** SUPPLIED RECORDS **

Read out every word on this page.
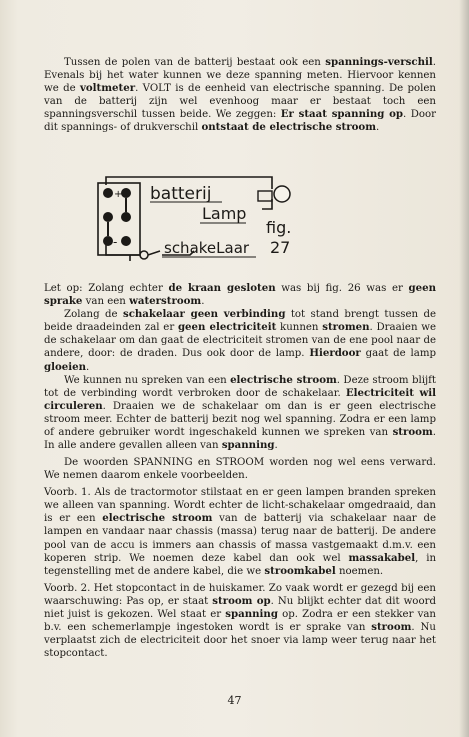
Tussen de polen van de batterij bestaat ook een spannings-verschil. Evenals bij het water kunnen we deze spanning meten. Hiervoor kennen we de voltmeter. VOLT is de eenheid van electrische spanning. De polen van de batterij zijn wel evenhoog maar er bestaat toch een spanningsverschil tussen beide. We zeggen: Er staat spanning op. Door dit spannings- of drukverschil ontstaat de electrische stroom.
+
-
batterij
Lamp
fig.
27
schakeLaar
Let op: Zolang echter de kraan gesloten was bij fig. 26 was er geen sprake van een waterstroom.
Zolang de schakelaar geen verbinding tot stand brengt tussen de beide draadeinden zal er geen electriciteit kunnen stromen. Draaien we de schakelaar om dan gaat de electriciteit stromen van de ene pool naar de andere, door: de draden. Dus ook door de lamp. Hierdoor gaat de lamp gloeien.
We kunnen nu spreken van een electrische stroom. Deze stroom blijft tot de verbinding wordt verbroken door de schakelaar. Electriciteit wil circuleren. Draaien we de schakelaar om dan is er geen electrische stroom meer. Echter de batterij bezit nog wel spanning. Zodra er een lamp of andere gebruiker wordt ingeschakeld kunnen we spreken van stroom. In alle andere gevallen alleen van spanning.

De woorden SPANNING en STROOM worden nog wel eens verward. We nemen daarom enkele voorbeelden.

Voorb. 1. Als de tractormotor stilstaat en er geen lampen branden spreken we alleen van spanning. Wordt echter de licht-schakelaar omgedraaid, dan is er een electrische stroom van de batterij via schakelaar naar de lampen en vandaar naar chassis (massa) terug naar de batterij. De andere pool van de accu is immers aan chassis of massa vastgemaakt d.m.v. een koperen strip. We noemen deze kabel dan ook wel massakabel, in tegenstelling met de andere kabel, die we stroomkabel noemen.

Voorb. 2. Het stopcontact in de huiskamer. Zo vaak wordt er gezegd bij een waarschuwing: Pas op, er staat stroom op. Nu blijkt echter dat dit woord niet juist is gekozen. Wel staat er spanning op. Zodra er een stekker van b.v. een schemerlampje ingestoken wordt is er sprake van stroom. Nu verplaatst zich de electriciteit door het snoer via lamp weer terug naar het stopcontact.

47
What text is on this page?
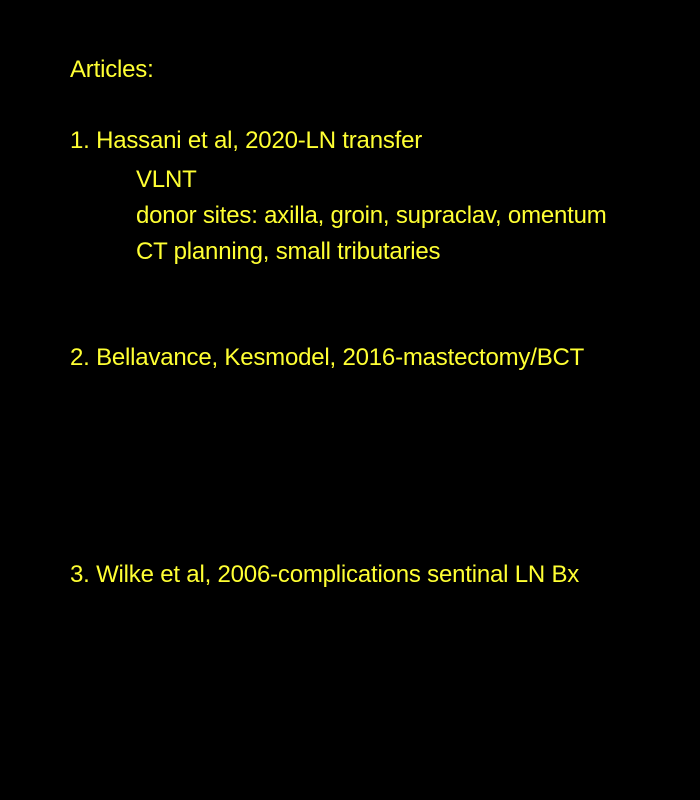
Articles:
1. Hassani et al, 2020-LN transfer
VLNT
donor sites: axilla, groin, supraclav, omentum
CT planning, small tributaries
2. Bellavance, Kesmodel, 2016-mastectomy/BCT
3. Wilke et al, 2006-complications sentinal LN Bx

** WHAT THE TASK REQUIRES **
From the line containing "What text is on this page?" down to the last line of the entries above, copy each line exactly and nothing more. Leave pictures out.

** TASK ANSWER **
What text is on this page?
Articles:
1. Hassani et al, 2020-LN transfer
VLNT
donor sites: axilla, groin, supraclav, omentum
CT planning, small tributaries
2. Bellavance, Kesmodel, 2016-mastectomy/BCT
3. Wilke et al, 2006-complications sentinal LN Bx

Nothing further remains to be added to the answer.